# [Fragmento mostrado]

........

El dictamen ya está preparado y los votos, según fuentes legislativas, prácticamente definidos. La pregunta que domina el debate político es directa: ¿será esta la ocasión en la que finalmente un líder de alto nivel pierde el fuero y enfrenta la justicia como cualquier ciudadano?
Una estrategia internacional fallida
En medio de la presión judicial, Moreno optó por una jugada arriesgada: internacionalizar su caso. Durante varios meses, viajó en repetidas ocasiones a Washington D.C., donde sostuvo reuniones con legisladores, especialmente del ala republicana, y buscó posicionarse como víctima de una supuesta persecución política en México.
El discurso fue claro y calculado. Moreno calificó al país como una “dictadura narcoterrorista y comunista”, empleando términos alineados con ciertos sectores políticos estadounidenses críticos de gobiernos latinoamericanos de izquierda. Su objetivo era generar presión internacional que influyera en el proceso de desafuero en México.
Sin embargo, la estrategia no solo fracasó, sino que evidenció un profundo error de cálculo.
Mientras Moreno denunciaba autoritarismo, figuras clave del gobierno estadounidense, como Marco Rubio, destacaban públicamente la cooperación bilateral con México en materia de seguridad, comercio y combate al narcotráfico. La narrativa del dirigente priista chocó frontalmente con los intereses estratégicos de Estados Unidos, particularmente en el marco del T-MEC.
En términos políticos, el mensaje fue contundente: Washington no respaldaría una narrativa que contradice los resultados tangibles que observa en su relación con México.
El peso de los expedientes
Mientras Moreno buscaba apoyo en el extranjero, en México el proceso avanzaba sin pausa. La Fiscalía de Campeche presentó cinco expedientes que documentan presuntas irregularidades durante su gestión como gobernador, incluyendo desvíos millonarios.
La sección instructora de la Cámara de Diputados mantiene el caso activo, y todo apunta a que el proceso seguirá su curso sin interferencias directas del Ejecutivo.
De hecho, la postura del gobierno encabezado por Claudia Sheinbaum ha sido clara: no intervenir. Analistas consideran esta decisión como una jugada estratégica que desactiva la narrativa de persecución política promovida por Moreno y deja que el caso se sostenga únicamente en pruebas judiciales.

........

[Entradas tomadas de una colección]
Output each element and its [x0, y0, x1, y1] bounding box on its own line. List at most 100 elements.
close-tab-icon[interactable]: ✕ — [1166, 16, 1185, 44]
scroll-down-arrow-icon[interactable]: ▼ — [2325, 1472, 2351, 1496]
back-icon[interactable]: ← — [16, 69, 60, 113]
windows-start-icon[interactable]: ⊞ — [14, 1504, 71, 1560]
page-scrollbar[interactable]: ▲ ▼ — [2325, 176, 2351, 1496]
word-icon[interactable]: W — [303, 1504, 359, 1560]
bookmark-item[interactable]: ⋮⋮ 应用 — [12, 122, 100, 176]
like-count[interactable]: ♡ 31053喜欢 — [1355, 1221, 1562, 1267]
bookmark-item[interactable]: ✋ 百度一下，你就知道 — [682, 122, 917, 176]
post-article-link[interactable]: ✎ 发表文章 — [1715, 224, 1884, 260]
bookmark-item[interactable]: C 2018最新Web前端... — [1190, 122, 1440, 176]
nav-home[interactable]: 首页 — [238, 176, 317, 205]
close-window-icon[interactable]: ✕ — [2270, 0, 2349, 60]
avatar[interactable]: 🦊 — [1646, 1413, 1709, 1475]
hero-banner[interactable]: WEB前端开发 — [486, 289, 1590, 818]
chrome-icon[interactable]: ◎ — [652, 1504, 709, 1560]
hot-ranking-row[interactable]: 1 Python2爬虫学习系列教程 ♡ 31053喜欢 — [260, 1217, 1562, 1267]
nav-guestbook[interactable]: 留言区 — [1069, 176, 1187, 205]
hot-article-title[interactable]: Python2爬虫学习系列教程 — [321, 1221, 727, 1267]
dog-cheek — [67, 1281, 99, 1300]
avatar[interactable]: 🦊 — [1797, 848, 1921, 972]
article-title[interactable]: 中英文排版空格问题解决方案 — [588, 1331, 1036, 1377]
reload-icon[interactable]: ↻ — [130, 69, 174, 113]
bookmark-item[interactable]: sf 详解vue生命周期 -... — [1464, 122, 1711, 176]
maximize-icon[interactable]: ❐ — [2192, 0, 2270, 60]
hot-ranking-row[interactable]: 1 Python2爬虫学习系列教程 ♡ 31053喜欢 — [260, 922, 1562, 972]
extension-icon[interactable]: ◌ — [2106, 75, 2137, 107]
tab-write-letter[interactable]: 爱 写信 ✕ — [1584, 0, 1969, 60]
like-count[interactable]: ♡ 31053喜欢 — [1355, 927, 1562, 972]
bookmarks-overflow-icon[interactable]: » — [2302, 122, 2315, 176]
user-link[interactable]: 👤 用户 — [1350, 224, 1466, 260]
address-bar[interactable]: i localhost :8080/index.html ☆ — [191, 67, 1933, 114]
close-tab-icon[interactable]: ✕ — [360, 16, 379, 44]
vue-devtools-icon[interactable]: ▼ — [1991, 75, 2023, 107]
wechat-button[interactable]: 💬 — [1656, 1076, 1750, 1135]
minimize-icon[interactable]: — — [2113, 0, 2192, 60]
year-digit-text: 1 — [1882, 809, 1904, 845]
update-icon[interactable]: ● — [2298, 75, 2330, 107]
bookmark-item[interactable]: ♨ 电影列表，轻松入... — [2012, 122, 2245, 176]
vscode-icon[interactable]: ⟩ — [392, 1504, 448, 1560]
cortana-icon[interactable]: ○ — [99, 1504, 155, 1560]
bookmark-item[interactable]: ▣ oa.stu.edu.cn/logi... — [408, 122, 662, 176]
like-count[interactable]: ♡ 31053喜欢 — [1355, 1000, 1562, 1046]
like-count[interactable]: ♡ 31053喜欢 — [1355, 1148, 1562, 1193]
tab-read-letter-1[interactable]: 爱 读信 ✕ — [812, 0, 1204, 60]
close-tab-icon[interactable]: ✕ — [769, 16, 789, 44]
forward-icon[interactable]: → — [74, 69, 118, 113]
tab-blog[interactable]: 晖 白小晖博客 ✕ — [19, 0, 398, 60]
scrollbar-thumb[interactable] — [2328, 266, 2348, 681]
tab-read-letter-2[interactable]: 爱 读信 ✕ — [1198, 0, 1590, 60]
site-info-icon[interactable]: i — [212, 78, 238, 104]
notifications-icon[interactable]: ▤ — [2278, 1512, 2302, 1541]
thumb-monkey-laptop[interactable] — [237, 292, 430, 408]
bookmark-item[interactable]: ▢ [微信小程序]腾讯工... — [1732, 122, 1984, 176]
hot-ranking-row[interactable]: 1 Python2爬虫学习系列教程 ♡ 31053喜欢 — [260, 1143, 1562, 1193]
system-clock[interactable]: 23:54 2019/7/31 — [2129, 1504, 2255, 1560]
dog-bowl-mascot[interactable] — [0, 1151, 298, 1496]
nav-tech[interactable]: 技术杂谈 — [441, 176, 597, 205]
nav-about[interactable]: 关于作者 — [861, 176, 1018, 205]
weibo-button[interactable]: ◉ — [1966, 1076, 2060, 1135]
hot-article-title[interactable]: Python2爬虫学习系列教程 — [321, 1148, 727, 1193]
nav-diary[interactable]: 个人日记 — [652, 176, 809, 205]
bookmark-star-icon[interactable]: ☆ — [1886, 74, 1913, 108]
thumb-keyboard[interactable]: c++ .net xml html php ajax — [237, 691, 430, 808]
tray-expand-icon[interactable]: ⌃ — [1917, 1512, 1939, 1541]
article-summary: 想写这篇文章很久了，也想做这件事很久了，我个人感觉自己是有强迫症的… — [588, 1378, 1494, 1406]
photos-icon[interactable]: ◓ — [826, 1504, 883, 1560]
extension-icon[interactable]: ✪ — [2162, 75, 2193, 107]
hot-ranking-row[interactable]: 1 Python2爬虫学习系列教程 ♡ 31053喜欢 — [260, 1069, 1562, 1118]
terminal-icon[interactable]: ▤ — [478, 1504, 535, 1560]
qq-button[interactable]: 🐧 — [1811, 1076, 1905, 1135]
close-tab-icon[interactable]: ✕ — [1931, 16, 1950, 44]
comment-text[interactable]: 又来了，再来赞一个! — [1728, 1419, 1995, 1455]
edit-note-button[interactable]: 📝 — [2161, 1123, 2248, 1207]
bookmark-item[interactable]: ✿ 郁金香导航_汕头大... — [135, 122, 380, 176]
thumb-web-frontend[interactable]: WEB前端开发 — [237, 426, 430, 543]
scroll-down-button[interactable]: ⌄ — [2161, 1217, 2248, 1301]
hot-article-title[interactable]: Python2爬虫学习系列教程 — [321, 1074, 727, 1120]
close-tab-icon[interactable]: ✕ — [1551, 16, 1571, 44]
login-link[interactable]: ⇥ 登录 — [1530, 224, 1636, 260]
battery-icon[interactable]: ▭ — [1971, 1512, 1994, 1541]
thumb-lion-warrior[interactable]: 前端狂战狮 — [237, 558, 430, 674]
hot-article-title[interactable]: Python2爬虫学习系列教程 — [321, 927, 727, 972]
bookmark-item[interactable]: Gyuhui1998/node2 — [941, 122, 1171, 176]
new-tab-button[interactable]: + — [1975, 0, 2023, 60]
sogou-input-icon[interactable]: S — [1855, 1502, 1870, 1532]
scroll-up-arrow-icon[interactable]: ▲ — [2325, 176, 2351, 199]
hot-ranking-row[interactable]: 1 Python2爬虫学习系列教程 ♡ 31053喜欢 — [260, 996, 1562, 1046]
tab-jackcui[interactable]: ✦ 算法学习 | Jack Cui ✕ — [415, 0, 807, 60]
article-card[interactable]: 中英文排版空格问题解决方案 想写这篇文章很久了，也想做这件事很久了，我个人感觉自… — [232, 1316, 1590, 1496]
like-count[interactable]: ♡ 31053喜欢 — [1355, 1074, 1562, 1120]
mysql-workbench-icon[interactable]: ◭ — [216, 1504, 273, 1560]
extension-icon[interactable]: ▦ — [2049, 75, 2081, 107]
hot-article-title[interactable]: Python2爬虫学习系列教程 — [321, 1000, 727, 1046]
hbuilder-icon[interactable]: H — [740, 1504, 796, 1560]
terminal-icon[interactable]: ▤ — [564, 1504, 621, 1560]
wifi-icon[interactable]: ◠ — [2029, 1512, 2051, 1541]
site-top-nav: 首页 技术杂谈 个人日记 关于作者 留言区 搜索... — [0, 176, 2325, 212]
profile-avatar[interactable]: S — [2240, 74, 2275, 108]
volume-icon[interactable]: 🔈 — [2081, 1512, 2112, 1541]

........

# [Conjunto de tareas]
1) Transcriba literalmente el fragmento mostrado desde "El peso de los" hasta "en pruebas judiciales.", ambos incluidos.
2) Según el fragmento mostrado, ¿cuántos expedientes presentó la Fiscalía de Campeche?
3) Redacte la continuación del texto sobre el proceso de desafuero de Moreno a partir de su última oración.

# [Respuestas escritas]
1)
El peso de los expedientes
Mientras Moreno buscaba apoyo en el extranjero, en México el proceso avanzaba sin pausa. La Fiscalía de Campeche presentó cinco expedientes que documentan presuntas irregularidades durante su gestión como gobernador, incluyendo desvíos millonarios.
La sección instructora de la Cámara de Diputados mantiene el caso activo, y todo apunta a que el proceso seguirá su curso sin interferencias directas del Ejecutivo.
De hecho, la postura del gobierno encabezado por Claudia Sheinbaum ha sido clara: no intervenir. Analistas consideran esta decisión como una jugada estratégica que desactiva la narrativa de persecución política promovida por Moreno y deja que el caso se sostenga únicamente en pruebas judiciales.

2) Cinco expedientes.

3)
El declive del PRI y una crisis de legitimidad
El contexto político agrava aún más la situación. El Partido Revolucionario Institucional, que gobernó México durante más de siete décadas, atraviesa uno de sus momentos más críticos. Encuestas recientes le otorgan apenas un 7% de intención de voto, reflejando una pérdida significativa de confianza ciudadana.
Para muchos analistas, el caso de Moreno no es un hecho aislado, sino un símbolo del desgaste estructural del partido. La combinación de acusaciones legales, estrategias fallidas y contradicciones discursivas ha debilitado aún más su posición en el escenario político nacional.
¿Un punto de inflexión para México?
Más allá del destino político de Alejandro Moreno, lo que está en juego es un tema de fondo: la capacidad del sistema mexicano para exigir rendición de cuentas a figuras de alto nivel.
El proceso de desafuero representa una prueba para las instituciones. Si avanza, podría sentar un precedente histórico. Si se detiene, reforzaría la percepción de impunidad que ha marcado la política mexicana durante décadas.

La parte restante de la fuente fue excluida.